* PROBLEM DESCRIPTION:
Restate the full listing word for word and leave the pictures out.

- - - - -

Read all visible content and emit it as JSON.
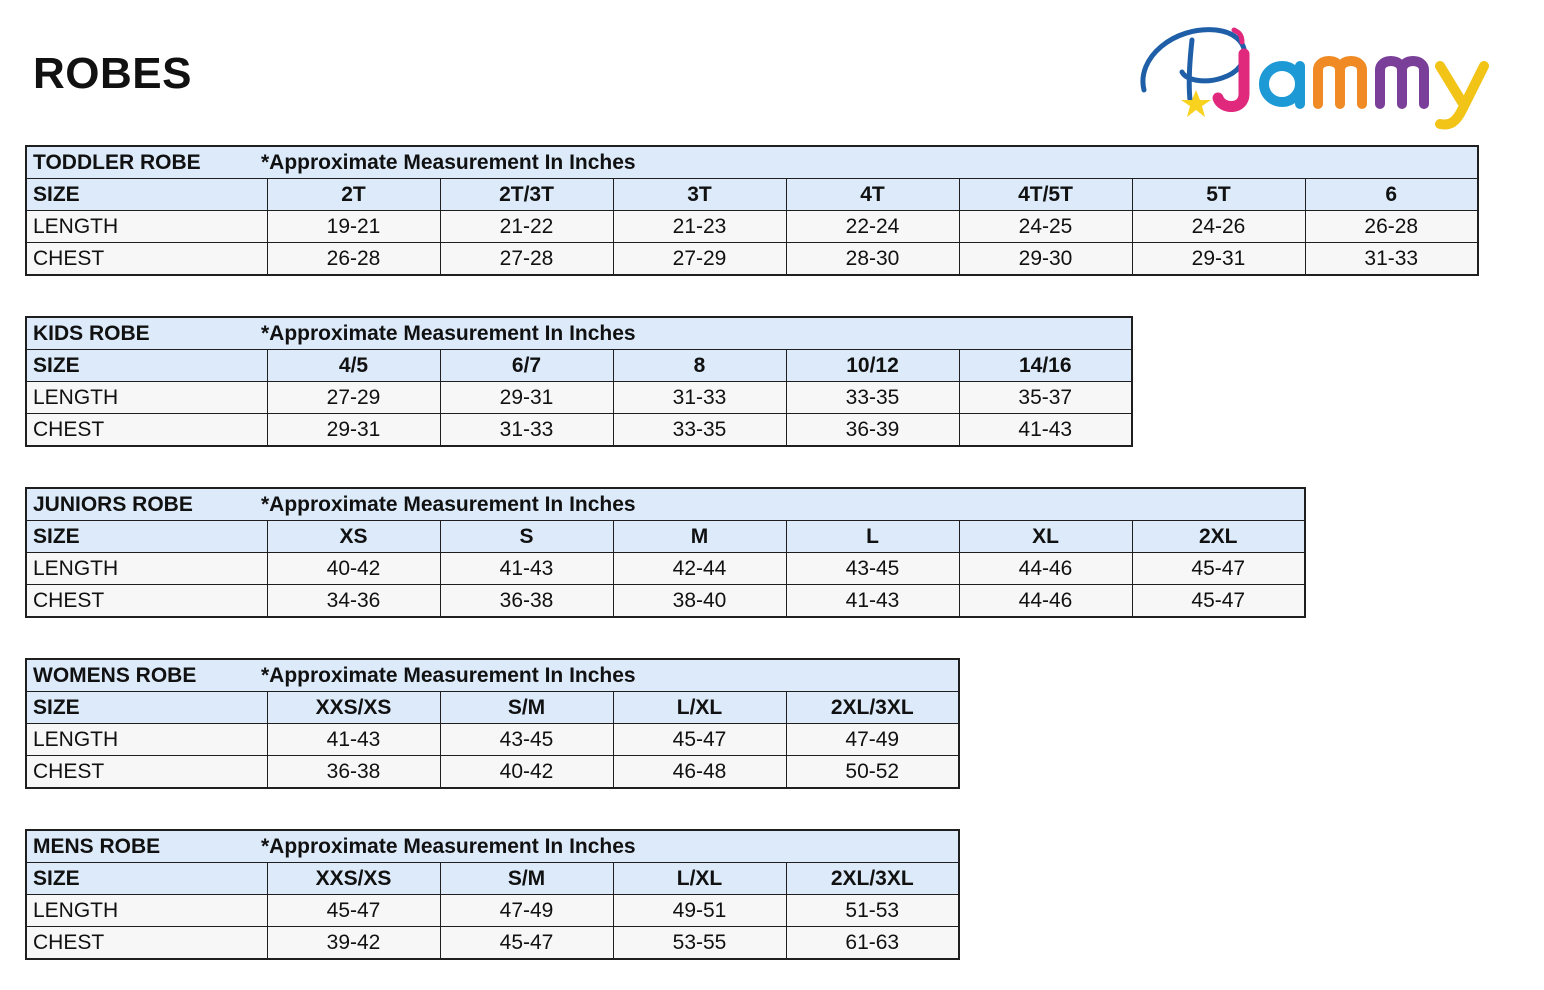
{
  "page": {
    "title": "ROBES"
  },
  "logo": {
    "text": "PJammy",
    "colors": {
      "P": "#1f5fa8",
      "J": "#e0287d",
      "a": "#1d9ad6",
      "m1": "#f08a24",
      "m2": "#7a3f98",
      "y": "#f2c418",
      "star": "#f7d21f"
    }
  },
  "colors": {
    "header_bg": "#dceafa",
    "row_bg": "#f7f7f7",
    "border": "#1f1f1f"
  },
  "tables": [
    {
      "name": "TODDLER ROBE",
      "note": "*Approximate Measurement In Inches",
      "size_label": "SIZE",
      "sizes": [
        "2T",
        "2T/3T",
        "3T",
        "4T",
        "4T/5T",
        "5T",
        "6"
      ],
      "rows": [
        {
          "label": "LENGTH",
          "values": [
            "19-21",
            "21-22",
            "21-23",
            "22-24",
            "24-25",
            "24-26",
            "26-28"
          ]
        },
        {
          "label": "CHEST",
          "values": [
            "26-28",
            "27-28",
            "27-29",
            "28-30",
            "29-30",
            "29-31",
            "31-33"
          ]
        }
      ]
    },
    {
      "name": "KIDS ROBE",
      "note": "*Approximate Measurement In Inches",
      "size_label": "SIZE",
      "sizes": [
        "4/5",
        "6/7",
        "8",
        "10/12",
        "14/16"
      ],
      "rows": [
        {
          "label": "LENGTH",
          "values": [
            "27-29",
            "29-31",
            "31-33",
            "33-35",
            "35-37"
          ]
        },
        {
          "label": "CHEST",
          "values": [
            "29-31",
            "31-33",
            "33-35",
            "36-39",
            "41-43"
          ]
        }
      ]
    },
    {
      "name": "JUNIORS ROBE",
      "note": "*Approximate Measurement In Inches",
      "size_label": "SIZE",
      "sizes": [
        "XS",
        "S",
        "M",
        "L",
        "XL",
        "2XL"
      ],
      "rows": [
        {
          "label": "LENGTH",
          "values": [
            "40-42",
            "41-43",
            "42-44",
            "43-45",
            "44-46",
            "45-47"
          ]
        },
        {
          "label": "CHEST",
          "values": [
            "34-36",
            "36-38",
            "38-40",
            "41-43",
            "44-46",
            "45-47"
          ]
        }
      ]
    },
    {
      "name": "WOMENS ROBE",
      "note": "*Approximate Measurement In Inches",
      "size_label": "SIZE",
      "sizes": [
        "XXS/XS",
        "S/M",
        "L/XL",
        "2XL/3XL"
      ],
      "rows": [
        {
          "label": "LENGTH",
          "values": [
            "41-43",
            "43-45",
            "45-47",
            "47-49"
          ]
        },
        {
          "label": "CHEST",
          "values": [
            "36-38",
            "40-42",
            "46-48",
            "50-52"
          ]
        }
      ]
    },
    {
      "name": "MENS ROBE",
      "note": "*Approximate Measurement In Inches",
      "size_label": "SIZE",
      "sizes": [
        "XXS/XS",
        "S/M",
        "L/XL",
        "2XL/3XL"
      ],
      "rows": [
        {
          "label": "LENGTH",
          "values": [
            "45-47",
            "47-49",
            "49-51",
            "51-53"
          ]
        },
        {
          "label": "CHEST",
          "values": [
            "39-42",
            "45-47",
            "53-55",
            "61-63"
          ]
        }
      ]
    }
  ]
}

- - - - -

* OUTPUT FOR THIS EXERCISE:
Read all visible content and emit it as JSON.
{
  "page": {
    "title": "ROBES"
  },
  "logo": {
    "text": "PJammy",
    "colors": {
      "P": "#1f5fa8",
      "J": "#e0287d",
      "a": "#1d9ad6",
      "m1": "#f08a24",
      "m2": "#7a3f98",
      "y": "#f2c418",
      "star": "#f7d21f"
    }
  },
  "colors": {
    "header_bg": "#dceafa",
    "row_bg": "#f7f7f7",
    "border": "#1f1f1f"
  },
  "tables": [
    {
      "name": "TODDLER ROBE",
      "note": "*Approximate Measurement In Inches",
      "size_label": "SIZE",
      "sizes": [
        "2T",
        "2T/3T",
        "3T",
        "4T",
        "4T/5T",
        "5T",
        "6"
      ],
      "rows": [
        {
          "label": "LENGTH",
          "values": [
            "19-21",
            "21-22",
            "21-23",
            "22-24",
            "24-25",
            "24-26",
            "26-28"
          ]
        },
        {
          "label": "CHEST",
          "values": [
            "26-28",
            "27-28",
            "27-29",
            "28-30",
            "29-30",
            "29-31",
            "31-33"
          ]
        }
      ]
    },
    {
      "name": "KIDS ROBE",
      "note": "*Approximate Measurement In Inches",
      "size_label": "SIZE",
      "sizes": [
        "4/5",
        "6/7",
        "8",
        "10/12",
        "14/16"
      ],
      "rows": [
        {
          "label": "LENGTH",
          "values": [
            "27-29",
            "29-31",
            "31-33",
            "33-35",
            "35-37"
          ]
        },
        {
          "label": "CHEST",
          "values": [
            "29-31",
            "31-33",
            "33-35",
            "36-39",
            "41-43"
          ]
        }
      ]
    },
    {
      "name": "JUNIORS ROBE",
      "note": "*Approximate Measurement In Inches",
      "size_label": "SIZE",
      "sizes": [
        "XS",
        "S",
        "M",
        "L",
        "XL",
        "2XL"
      ],
      "rows": [
        {
          "label": "LENGTH",
          "values": [
            "40-42",
            "41-43",
            "42-44",
            "43-45",
            "44-46",
            "45-47"
          ]
        },
        {
          "label": "CHEST",
          "values": [
            "34-36",
            "36-38",
            "38-40",
            "41-43",
            "44-46",
            "45-47"
          ]
        }
      ]
    },
    {
      "name": "WOMENS ROBE",
      "note": "*Approximate Measurement In Inches",
      "size_label": "SIZE",
      "sizes": [
        "XXS/XS",
        "S/M",
        "L/XL",
        "2XL/3XL"
      ],
      "rows": [
        {
          "label": "LENGTH",
          "values": [
            "41-43",
            "43-45",
            "45-47",
            "47-49"
          ]
        },
        {
          "label": "CHEST",
          "values": [
            "36-38",
            "40-42",
            "46-48",
            "50-52"
          ]
        }
      ]
    },
    {
      "name": "MENS ROBE",
      "note": "*Approximate Measurement In Inches",
      "size_label": "SIZE",
      "sizes": [
        "XXS/XS",
        "S/M",
        "L/XL",
        "2XL/3XL"
      ],
      "rows": [
        {
          "label": "LENGTH",
          "values": [
            "45-47",
            "47-49",
            "49-51",
            "51-53"
          ]
        },
        {
          "label": "CHEST",
          "values": [
            "39-42",
            "45-47",
            "53-55",
            "61-63"
          ]
        }
      ]
    }
  ]
}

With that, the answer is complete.